• INSTRUCTION:
Each line that holds the word "JSON" should be returned.

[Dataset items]
#####

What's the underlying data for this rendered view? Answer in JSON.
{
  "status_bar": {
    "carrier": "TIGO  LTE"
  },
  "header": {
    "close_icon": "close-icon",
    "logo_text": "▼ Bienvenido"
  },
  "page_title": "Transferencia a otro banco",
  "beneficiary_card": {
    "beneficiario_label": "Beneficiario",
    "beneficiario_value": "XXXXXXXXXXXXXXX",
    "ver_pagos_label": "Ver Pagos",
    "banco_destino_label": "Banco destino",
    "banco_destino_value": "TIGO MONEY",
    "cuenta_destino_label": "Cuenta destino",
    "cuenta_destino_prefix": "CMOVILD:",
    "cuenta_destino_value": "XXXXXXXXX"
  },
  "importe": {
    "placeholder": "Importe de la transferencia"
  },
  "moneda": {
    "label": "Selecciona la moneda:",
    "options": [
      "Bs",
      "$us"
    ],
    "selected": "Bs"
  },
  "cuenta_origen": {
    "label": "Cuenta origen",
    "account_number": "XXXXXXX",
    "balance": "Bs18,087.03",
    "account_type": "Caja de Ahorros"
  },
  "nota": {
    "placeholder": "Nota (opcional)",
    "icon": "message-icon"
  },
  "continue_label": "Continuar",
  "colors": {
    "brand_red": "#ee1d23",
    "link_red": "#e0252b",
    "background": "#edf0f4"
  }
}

#####

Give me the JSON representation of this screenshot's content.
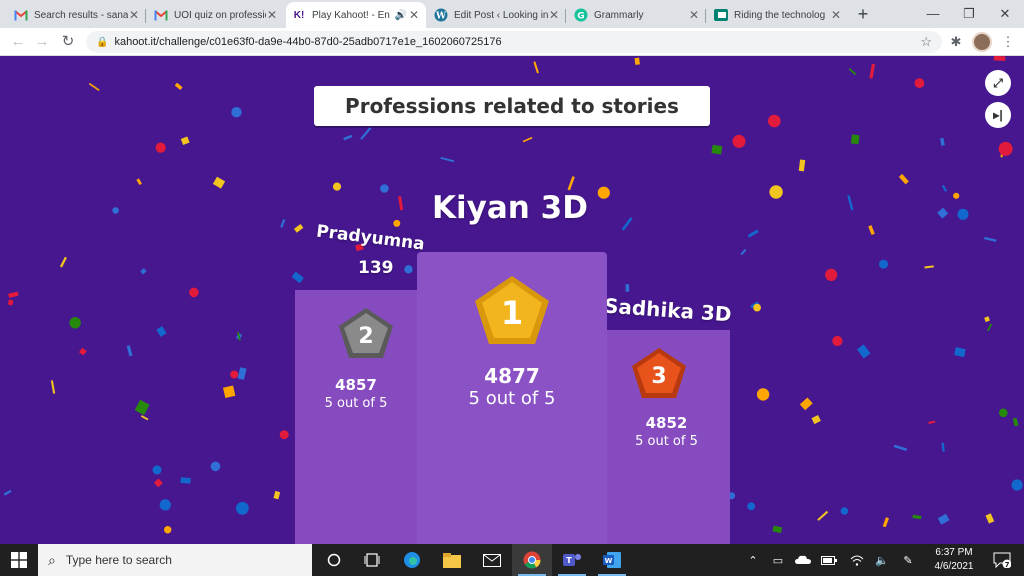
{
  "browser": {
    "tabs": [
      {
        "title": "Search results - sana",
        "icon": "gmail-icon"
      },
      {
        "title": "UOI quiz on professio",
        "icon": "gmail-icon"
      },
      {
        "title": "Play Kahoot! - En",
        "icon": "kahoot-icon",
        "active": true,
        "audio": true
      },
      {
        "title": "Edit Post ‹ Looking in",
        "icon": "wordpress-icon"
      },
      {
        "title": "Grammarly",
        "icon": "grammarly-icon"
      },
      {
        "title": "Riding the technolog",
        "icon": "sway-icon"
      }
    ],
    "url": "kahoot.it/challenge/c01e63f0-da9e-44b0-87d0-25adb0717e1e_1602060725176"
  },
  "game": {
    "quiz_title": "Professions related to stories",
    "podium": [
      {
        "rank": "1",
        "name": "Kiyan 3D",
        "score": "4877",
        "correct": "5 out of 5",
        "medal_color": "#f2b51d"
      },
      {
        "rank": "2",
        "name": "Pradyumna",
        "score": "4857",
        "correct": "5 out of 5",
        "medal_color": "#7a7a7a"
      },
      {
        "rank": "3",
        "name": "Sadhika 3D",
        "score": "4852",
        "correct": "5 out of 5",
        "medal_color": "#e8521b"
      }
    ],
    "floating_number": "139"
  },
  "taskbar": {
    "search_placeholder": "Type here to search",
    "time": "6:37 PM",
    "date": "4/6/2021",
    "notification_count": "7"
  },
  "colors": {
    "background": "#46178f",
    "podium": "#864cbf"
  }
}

#####

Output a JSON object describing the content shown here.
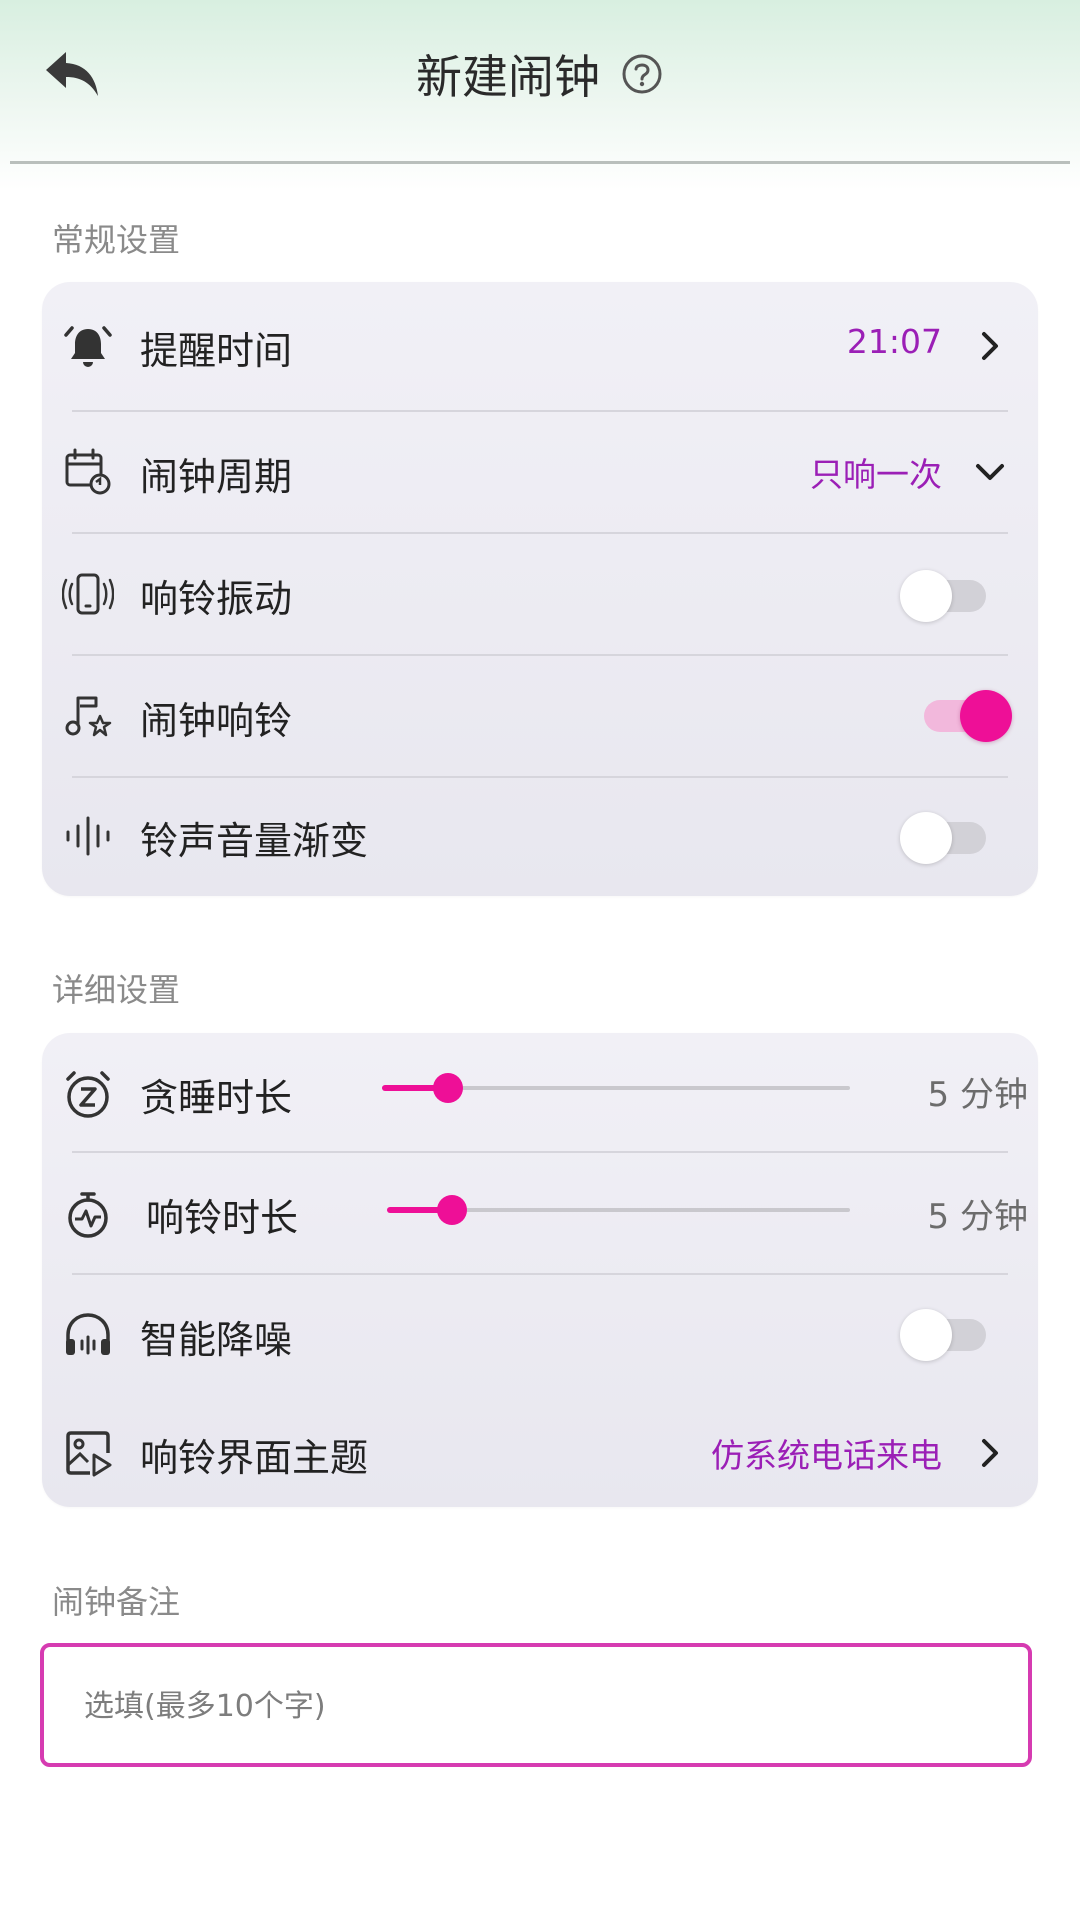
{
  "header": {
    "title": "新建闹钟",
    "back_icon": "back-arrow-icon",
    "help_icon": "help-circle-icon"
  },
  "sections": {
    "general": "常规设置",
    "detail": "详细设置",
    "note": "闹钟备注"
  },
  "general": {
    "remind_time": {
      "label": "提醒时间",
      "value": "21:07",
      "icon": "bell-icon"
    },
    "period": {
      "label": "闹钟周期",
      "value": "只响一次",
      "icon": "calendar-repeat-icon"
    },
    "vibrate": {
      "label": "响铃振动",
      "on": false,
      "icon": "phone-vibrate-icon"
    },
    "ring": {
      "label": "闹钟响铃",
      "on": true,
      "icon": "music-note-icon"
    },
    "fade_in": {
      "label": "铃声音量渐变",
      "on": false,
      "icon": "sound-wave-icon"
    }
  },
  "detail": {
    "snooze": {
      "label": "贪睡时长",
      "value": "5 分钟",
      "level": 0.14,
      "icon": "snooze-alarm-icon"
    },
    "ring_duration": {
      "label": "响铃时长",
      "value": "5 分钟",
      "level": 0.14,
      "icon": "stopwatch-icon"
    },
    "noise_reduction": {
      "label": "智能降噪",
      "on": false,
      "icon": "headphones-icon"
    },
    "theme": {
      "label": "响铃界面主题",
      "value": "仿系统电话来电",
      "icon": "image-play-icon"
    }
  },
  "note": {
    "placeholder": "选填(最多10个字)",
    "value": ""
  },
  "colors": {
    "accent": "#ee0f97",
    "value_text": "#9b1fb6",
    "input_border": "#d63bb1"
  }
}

#####

• EXERCISE ANSWER:
What's the underlying data for this rendered view? Answer in JSON.
Give me the JSON representation of this screenshot's content.
Output a JSON object describing the content shown here.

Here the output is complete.